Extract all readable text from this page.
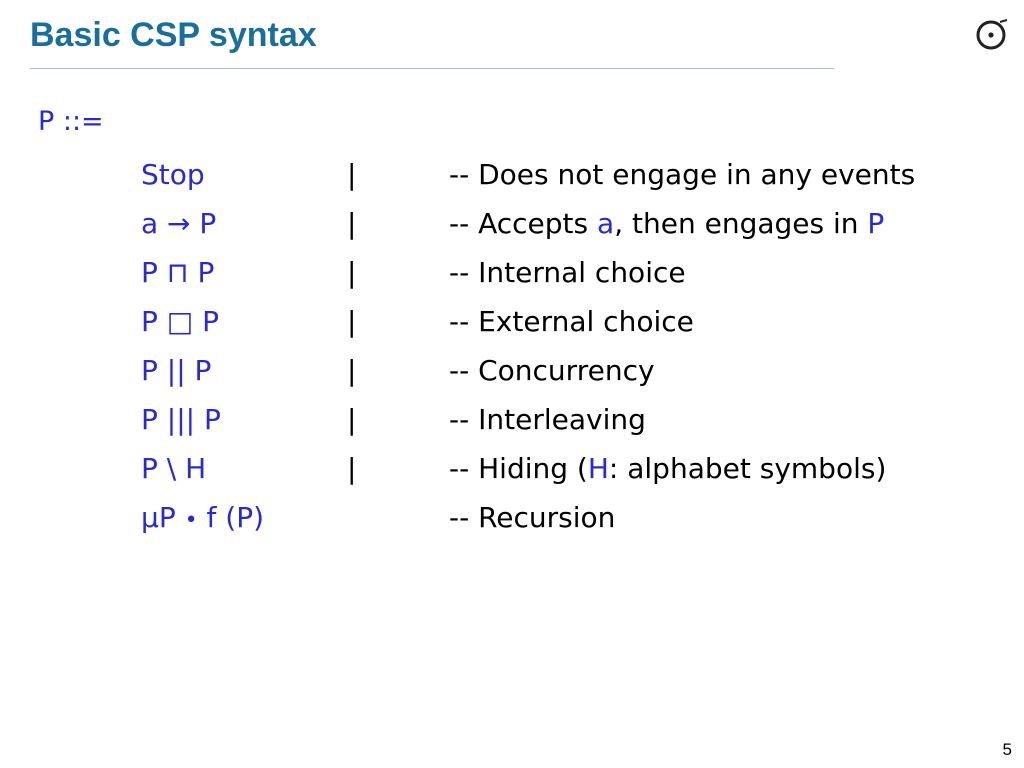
Basic CSP syntax
P ::=
Stop	|	-- Does not engage in any events
a → P	|	-- Accepts a, then engages in P
P ⊓ P	|	-- Internal choice
P □ P	|	-- External choice
P || P	|	-- Concurrency
P ||| P	|	-- Interleaving
P \ H	|	-- Hiding (H: alphabet symbols)
μP • f (P)	-- Recursion
5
--
**Problem to solve:**
Pictures are not part of the copy; output everything else in the records exactly.

**Output of the exercise:**
Extract all readable text from this page.
Basic CSP syntax
P ::=
Stop	|	-- Does not engage in any events
a → P	|	-- Accepts a, then engages in P
P ⊓ P	|	-- Internal choice
P □ P	|	-- External choice
P || P	|	-- Concurrency
P ||| P	|	-- Interleaving
P \ H	|	-- Hiding (H: alphabet symbols)
μP • f (P)	-- Recursion
5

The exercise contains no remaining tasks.